— begin —

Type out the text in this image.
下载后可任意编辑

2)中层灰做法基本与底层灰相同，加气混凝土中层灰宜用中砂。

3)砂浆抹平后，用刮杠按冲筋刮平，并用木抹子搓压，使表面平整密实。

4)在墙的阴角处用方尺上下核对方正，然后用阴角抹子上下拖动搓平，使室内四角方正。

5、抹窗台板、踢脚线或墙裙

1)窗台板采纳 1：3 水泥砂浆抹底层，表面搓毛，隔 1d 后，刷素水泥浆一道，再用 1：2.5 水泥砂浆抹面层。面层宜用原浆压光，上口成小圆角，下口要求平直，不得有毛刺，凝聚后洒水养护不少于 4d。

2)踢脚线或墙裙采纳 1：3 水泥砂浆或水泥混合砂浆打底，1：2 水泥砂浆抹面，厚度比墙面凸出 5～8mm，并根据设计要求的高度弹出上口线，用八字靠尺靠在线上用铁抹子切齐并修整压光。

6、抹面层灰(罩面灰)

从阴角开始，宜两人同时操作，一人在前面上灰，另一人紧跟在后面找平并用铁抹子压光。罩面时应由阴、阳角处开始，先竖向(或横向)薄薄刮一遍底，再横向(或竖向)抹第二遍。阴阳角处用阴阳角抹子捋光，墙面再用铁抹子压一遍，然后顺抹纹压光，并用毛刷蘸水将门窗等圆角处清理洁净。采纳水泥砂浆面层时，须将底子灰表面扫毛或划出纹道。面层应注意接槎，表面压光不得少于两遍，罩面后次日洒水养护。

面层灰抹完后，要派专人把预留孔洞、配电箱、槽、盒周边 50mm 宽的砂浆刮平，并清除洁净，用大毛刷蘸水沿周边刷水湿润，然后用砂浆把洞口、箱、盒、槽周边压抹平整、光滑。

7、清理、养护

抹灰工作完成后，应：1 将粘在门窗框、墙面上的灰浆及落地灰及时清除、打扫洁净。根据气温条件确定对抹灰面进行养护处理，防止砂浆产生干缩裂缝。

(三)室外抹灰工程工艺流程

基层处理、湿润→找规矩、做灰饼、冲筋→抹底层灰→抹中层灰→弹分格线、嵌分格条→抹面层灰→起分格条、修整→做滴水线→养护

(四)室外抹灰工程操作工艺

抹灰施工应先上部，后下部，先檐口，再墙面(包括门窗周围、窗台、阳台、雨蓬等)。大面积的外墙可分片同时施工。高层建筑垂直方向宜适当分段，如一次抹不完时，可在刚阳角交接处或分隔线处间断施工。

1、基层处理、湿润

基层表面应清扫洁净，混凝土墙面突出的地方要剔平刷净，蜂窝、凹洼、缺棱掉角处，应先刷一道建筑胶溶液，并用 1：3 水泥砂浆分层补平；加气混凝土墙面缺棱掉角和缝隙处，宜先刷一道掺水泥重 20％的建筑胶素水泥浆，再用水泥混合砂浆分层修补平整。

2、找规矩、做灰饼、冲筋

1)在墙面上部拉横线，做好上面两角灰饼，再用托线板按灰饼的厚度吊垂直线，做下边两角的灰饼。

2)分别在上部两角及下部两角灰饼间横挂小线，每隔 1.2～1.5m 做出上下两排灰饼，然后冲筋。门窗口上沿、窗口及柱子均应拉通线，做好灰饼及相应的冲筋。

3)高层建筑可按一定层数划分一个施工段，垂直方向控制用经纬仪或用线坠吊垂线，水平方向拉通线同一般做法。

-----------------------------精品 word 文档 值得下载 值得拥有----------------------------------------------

— end —

### Description of the task
Each line of the material above must be retyped precisely.

### Output of the exercise
Type out the text in this image.
下载后可任意编辑

2)中层灰做法基本与底层灰相同，加气混凝土中层灰宜用中砂。

3)砂浆抹平后，用刮杠按冲筋刮平，并用木抹子搓压，使表面平整密实。

4)在墙的阴角处用方尺上下核对方正，然后用阴角抹子上下拖动搓平，使室内四角方正。

5、抹窗台板、踢脚线或墙裙

1)窗台板采纳 1：3 水泥砂浆抹底层，表面搓毛，隔 1d 后，刷素水泥浆一道，再用 1：2.5 水泥砂浆抹面层。面层宜用原浆压光，上口成小圆角，下口要求平直，不得有毛刺，凝聚后洒水养护不少于 4d。

2)踢脚线或墙裙采纳 1：3 水泥砂浆或水泥混合砂浆打底，1：2 水泥砂浆抹面，厚度比墙面凸出 5～8mm，并根据设计要求的高度弹出上口线，用八字靠尺靠在线上用铁抹子切齐并修整压光。

6、抹面层灰(罩面灰)

从阴角开始，宜两人同时操作，一人在前面上灰，另一人紧跟在后面找平并用铁抹子压光。罩面时应由阴、阳角处开始，先竖向(或横向)薄薄刮一遍底，再横向(或竖向)抹第二遍。阴阳角处用阴阳角抹子捋光，墙面再用铁抹子压一遍，然后顺抹纹压光，并用毛刷蘸水将门窗等圆角处清理洁净。采纳水泥砂浆面层时，须将底子灰表面扫毛或划出纹道。面层应注意接槎，表面压光不得少于两遍，罩面后次日洒水养护。

面层灰抹完后，要派专人把预留孔洞、配电箱、槽、盒周边 50mm 宽的砂浆刮平，并清除洁净，用大毛刷蘸水沿周边刷水湿润，然后用砂浆把洞口、箱、盒、槽周边压抹平整、光滑。

7、清理、养护

抹灰工作完成后，应：1 将粘在门窗框、墙面上的灰浆及落地灰及时清除、打扫洁净。根据气温条件确定对抹灰面进行养护处理，防止砂浆产生干缩裂缝。

(三)室外抹灰工程工艺流程

基层处理、湿润→找规矩、做灰饼、冲筋→抹底层灰→抹中层灰→弹分格线、嵌分格条→抹面层灰→起分格条、修整→做滴水线→养护

(四)室外抹灰工程操作工艺

抹灰施工应先上部，后下部，先檐口，再墙面(包括门窗周围、窗台、阳台、雨蓬等)。大面积的外墙可分片同时施工。高层建筑垂直方向宜适当分段，如一次抹不完时，可在刚阳角交接处或分隔线处间断施工。

1、基层处理、湿润

基层表面应清扫洁净，混凝土墙面突出的地方要剔平刷净，蜂窝、凹洼、缺棱掉角处，应先刷一道建筑胶溶液，并用 1：3 水泥砂浆分层补平；加气混凝土墙面缺棱掉角和缝隙处，宜先刷一道掺水泥重 20％的建筑胶素水泥浆，再用水泥混合砂浆分层修补平整。

2、找规矩、做灰饼、冲筋

1)在墙面上部拉横线，做好上面两角灰饼，再用托线板按灰饼的厚度吊垂直线，做下边两角的灰饼。

2)分别在上部两角及下部两角灰饼间横挂小线，每隔 1.2～1.5m 做出上下两排灰饼，然后冲筋。门窗口上沿、窗口及柱子均应拉通线，做好灰饼及相应的冲筋。

3)高层建筑可按一定层数划分一个施工段，垂直方向控制用经纬仪或用线坠吊垂线，水平方向拉通线同一般做法。

-----------------------------精品 word 文档 值得下载 值得拥有----------------------------------------------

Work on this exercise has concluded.